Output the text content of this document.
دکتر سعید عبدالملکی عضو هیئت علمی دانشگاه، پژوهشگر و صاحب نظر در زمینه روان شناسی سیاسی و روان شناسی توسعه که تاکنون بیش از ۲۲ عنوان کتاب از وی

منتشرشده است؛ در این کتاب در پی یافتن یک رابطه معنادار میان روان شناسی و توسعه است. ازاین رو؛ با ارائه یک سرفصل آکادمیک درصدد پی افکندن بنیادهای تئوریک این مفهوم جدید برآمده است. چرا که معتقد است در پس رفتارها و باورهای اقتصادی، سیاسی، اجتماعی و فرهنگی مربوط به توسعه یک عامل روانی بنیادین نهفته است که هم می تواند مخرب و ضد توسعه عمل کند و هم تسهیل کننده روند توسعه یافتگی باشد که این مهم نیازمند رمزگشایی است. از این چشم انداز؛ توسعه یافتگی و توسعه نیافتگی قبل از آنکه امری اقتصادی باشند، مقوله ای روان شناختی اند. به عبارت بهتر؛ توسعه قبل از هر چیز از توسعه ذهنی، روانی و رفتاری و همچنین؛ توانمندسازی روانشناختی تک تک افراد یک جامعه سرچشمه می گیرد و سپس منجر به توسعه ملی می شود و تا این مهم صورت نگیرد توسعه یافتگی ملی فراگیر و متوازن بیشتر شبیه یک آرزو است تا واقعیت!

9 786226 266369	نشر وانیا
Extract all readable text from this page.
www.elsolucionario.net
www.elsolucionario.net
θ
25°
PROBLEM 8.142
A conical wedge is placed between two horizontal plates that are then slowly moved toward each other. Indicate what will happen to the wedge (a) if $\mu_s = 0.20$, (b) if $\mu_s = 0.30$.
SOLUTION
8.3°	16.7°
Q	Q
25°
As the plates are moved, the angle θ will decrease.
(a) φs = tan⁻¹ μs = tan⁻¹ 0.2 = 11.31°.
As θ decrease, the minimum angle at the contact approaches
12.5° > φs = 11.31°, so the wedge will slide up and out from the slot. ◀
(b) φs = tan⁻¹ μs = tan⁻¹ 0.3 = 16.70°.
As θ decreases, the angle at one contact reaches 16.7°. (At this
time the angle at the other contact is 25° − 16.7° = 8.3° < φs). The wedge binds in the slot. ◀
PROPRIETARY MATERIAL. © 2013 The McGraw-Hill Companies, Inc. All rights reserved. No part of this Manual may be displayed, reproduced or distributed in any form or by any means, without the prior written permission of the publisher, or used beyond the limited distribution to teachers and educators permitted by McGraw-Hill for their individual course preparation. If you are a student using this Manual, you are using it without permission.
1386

● ● ● ●

Exercise instructions> Set every line of the listing down word for word.

Response below>
Output the text content of this document.
دکتر سعید عبدالملکی عضو هیئت علمی دانشگاه، پژوهشگر و صاحب نظر در زمینه روان شناسی سیاسی و روان شناسی توسعه که تاکنون بیش از ۲۲ عنوان کتاب از وی

منتشرشده است؛ در این کتاب در پی یافتن یک رابطه معنادار میان روان شناسی و توسعه است. ازاین رو؛ با ارائه یک سرفصل آکادمیک درصدد پی افکندن بنیادهای تئوریک این مفهوم جدید برآمده است. چرا که معتقد است در پس رفتارها و باورهای اقتصادی، سیاسی، اجتماعی و فرهنگی مربوط به توسعه یک عامل روانی بنیادین نهفته است که هم می تواند مخرب و ضد توسعه عمل کند و هم تسهیل کننده روند توسعه یافتگی باشد که این مهم نیازمند رمزگشایی است. از این چشم انداز؛ توسعه یافتگی و توسعه نیافتگی قبل از آنکه امری اقتصادی باشند، مقوله ای روان شناختی اند. به عبارت بهتر؛ توسعه قبل از هر چیز از توسعه ذهنی، روانی و رفتاری و همچنین؛ توانمندسازی روانشناختی تک تک افراد یک جامعه سرچشمه می گیرد و سپس منجر به توسعه ملی می شود و تا این مهم صورت نگیرد توسعه یافتگی ملی فراگیر و متوازن بیشتر شبیه یک آرزو است تا واقعیت!

9 786226 266369	نشر وانیا
Extract all readable text from this page.
www.elsolucionario.net
www.elsolucionario.net
θ
25°
PROBLEM 8.142
A conical wedge is placed between two horizontal plates that are then slowly moved toward each other. Indicate what will happen to the wedge (a) if $\mu_s = 0.20$, (b) if $\mu_s = 0.30$.
SOLUTION
8.3°	16.7°
Q	Q
25°
As the plates are moved, the angle θ will decrease.
(a) φs = tan⁻¹ μs = tan⁻¹ 0.2 = 11.31°.
As θ decrease, the minimum angle at the contact approaches
12.5° > φs = 11.31°, so the wedge will slide up and out from the slot. ◀
(b) φs = tan⁻¹ μs = tan⁻¹ 0.3 = 16.70°.
As θ decreases, the angle at one contact reaches 16.7°. (At this
time the angle at the other contact is 25° − 16.7° = 8.3° < φs). The wedge binds in the slot. ◀
PROPRIETARY MATERIAL. © 2013 The McGraw-Hill Companies, Inc. All rights reserved. No part of this Manual may be displayed, reproduced or distributed in any form or by any means, without the prior written permission of the publisher, or used beyond the limited distribution to teachers and educators permitted by McGraw-Hill for their individual course preparation. If you are a student using this Manual, you are using it without permission.
1386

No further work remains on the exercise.